■ Written instruction ■
Comb through the entries for "JSON" and pull out each line that holds it.

---- Extracted material

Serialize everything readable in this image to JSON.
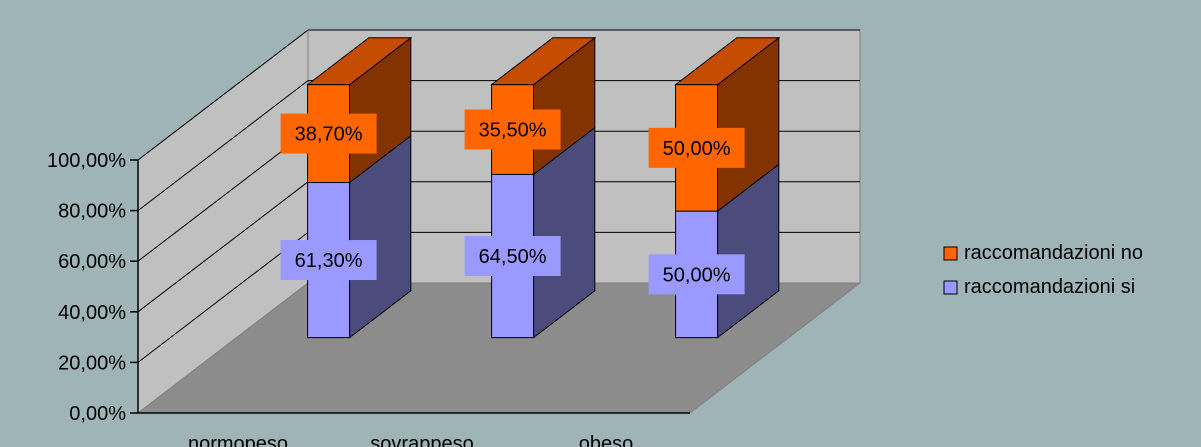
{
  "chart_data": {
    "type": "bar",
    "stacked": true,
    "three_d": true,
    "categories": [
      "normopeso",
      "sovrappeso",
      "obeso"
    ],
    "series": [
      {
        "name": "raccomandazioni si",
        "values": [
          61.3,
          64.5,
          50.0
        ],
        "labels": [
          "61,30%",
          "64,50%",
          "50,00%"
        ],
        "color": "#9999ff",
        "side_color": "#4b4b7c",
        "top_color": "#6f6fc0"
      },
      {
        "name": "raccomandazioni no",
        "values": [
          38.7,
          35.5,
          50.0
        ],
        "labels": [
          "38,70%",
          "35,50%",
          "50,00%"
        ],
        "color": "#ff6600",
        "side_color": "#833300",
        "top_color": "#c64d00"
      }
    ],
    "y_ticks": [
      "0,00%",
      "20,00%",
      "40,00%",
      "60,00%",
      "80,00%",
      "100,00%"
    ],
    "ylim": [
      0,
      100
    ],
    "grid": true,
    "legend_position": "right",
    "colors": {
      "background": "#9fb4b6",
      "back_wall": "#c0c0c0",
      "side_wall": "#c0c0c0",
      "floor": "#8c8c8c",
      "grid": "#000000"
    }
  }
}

--------
---- Extracted material

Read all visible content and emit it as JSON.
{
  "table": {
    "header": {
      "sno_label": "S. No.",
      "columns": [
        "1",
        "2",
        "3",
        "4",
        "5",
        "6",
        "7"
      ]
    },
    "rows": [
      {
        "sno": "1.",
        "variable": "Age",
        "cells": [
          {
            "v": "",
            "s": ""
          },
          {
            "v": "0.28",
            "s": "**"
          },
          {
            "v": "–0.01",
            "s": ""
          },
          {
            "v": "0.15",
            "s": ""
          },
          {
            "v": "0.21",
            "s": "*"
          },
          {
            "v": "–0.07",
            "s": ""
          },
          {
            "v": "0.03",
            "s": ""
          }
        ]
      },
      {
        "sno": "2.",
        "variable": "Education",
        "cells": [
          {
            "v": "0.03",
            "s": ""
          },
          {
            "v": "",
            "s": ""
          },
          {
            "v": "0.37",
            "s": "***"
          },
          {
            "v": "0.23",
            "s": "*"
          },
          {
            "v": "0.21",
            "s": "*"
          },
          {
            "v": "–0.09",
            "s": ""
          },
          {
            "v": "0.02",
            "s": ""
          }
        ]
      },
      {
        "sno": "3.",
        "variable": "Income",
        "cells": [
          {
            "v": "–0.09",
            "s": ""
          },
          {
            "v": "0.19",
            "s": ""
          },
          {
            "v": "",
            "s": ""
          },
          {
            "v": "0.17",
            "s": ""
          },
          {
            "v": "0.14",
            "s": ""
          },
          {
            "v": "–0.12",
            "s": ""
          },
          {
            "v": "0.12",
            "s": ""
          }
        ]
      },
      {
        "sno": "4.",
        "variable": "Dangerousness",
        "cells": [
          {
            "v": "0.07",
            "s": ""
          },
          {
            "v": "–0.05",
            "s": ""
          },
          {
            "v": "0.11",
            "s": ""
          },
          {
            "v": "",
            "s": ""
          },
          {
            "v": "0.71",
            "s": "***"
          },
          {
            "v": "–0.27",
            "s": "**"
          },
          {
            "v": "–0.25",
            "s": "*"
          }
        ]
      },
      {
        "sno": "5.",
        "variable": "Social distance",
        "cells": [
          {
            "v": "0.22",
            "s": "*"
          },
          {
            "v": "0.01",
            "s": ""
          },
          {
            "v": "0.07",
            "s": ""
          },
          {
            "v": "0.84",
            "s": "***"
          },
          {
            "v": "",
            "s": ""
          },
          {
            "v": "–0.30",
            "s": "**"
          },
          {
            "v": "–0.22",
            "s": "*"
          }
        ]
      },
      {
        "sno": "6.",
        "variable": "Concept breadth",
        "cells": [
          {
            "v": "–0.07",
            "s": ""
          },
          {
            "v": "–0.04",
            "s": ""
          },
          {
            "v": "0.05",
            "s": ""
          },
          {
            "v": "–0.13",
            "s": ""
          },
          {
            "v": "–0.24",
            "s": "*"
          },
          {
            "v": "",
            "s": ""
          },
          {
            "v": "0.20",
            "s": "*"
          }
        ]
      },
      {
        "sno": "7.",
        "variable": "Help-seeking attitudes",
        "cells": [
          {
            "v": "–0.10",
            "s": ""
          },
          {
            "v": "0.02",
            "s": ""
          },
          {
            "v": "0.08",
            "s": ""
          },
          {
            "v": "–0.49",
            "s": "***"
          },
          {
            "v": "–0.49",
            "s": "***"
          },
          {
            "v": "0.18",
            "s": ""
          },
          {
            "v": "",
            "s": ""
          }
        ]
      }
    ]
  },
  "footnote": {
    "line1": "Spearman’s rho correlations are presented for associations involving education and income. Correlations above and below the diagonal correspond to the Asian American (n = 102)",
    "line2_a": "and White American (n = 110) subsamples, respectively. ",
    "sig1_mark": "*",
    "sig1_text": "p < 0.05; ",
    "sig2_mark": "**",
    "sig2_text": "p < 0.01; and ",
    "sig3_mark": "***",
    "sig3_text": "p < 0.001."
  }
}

--------
---- Extracted material

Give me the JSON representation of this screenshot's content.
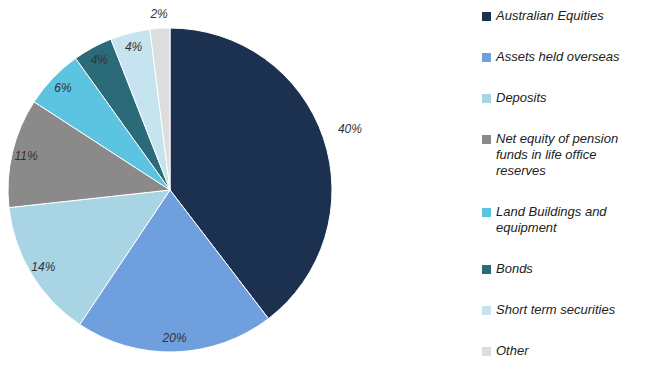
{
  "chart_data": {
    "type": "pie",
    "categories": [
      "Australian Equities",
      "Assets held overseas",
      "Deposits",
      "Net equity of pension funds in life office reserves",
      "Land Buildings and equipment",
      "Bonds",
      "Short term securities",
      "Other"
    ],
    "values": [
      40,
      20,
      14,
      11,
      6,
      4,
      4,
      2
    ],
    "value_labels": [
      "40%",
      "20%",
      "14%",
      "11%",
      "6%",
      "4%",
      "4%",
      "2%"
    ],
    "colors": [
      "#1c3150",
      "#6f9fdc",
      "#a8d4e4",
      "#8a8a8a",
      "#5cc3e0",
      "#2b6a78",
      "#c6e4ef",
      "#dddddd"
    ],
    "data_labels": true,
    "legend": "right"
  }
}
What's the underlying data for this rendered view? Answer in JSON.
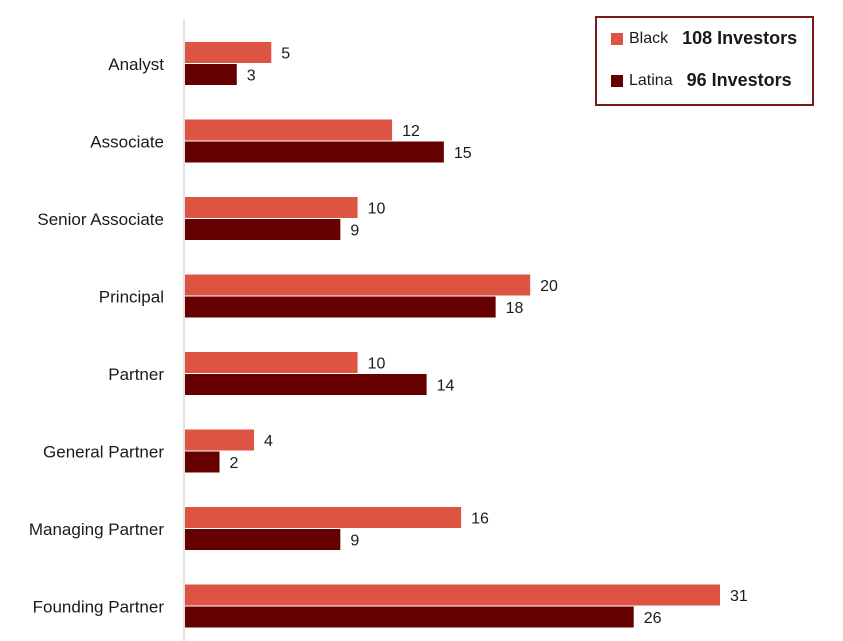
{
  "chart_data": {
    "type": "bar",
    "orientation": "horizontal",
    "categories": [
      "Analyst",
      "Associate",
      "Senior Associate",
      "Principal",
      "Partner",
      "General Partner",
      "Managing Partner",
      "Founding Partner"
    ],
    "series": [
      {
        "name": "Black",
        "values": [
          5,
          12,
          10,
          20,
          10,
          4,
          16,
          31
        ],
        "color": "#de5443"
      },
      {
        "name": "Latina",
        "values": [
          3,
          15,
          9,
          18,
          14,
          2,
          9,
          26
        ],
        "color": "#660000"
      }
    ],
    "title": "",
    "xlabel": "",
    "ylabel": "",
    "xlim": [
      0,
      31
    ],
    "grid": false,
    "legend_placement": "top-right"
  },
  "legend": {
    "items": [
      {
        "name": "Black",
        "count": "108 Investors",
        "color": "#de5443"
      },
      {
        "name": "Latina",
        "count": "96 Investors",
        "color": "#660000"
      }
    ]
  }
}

--------

■ Output below ■
Serialize everything readable in this image to JSON.
Read all visible content and emit it as JSON.
Give me the JSON representation of this screenshot's content.
What's the underlying data for this rendered view? Answer in JSON.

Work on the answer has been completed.